Exercise objective: Lift out each line of the data that holds "title".

-- start of Task data --

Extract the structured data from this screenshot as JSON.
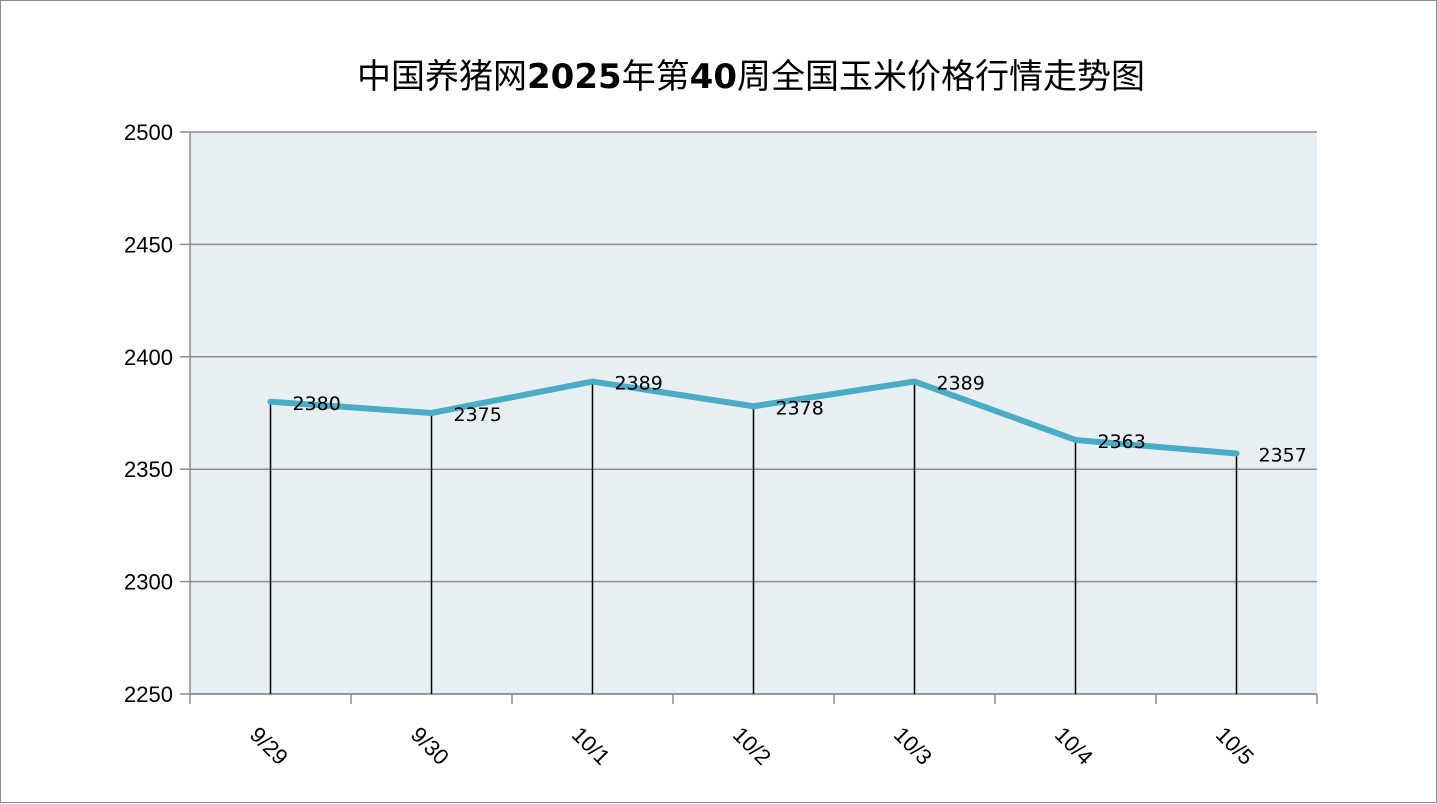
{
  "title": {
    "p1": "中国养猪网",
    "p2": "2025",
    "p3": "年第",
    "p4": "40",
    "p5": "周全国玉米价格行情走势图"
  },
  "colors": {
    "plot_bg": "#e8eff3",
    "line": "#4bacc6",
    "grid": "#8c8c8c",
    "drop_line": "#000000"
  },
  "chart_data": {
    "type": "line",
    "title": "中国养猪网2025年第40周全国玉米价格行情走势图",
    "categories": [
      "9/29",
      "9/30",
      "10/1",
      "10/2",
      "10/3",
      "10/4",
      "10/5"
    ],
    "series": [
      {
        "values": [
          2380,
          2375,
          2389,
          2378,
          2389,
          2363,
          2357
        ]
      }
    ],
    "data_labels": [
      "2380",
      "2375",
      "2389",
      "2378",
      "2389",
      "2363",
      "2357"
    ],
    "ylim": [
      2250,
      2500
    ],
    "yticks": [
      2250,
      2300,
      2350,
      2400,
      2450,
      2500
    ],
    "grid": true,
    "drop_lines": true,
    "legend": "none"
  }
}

-- end of Task data --

Response:
  "title": {
    "title": "中国养猪网2025年第40周全国玉米价格行情走势图",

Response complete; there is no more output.